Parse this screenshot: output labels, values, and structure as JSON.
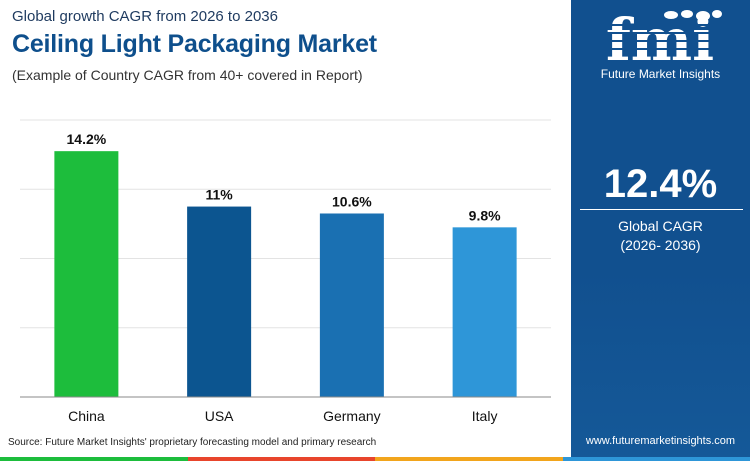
{
  "header": {
    "eyebrow": "Global growth CAGR from 2026 to 2036",
    "title": "Ceiling Light Packaging Market",
    "subtitle": "(Example of Country CAGR from 40+ covered in Report)"
  },
  "chart_data": {
    "type": "bar",
    "categories": [
      "China",
      "USA",
      "Germany",
      "Italy"
    ],
    "values": [
      14.2,
      11,
      10.6,
      9.8
    ],
    "data_labels": [
      "14.2%",
      "11%",
      "10.6%",
      "9.8%"
    ],
    "bar_colors": [
      "#1dbd3c",
      "#0c5590",
      "#1a70b2",
      "#2e96d8"
    ],
    "ylim": [
      0,
      16
    ],
    "grid": true,
    "legend": "none"
  },
  "footer": {
    "source": "Source: Future Market Insights' proprietary forecasting model and primary research"
  },
  "side_panel": {
    "logo_text": "fmi",
    "logo_subtitle": "Future Market Insights",
    "value": "12.4%",
    "label": "Global CAGR",
    "period": "(2026- 2036)",
    "website": "www.futuremarketinsights.com",
    "background_color": "#11508f"
  },
  "bottom_strip_colors": [
    "#1dbd3c",
    "#e8452c",
    "#f2a51c",
    "#2e96d8"
  ]
}
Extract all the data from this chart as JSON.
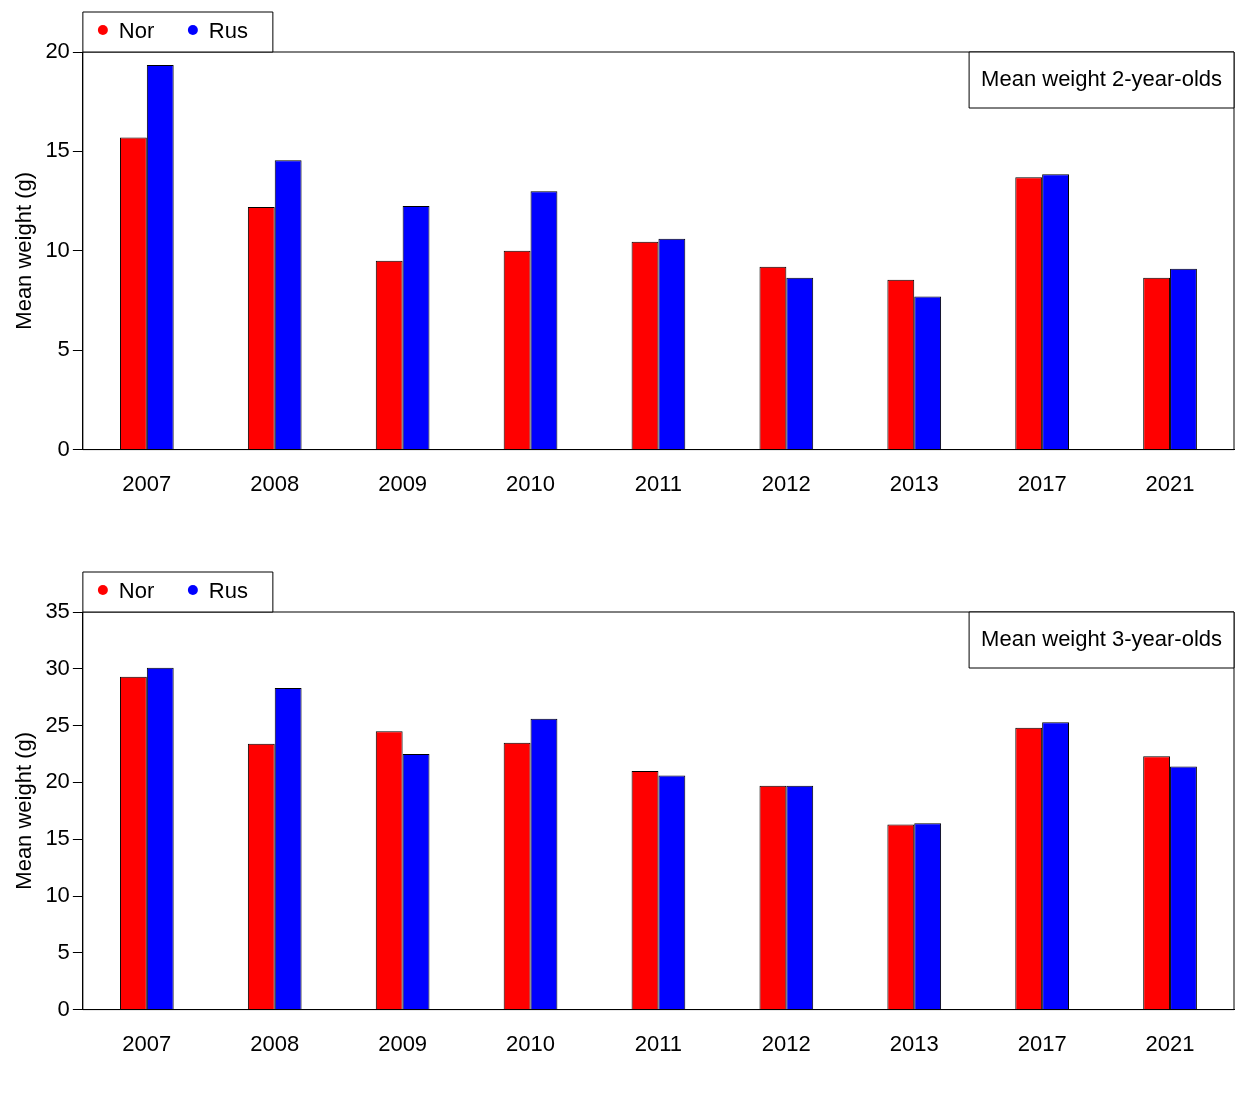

────────────────────────────────────────

§ **THE REQUEST**
Go through the listing above and work out how many lines contain the string "values". Reply with the number alone.

§ **TASK ANSWER**
2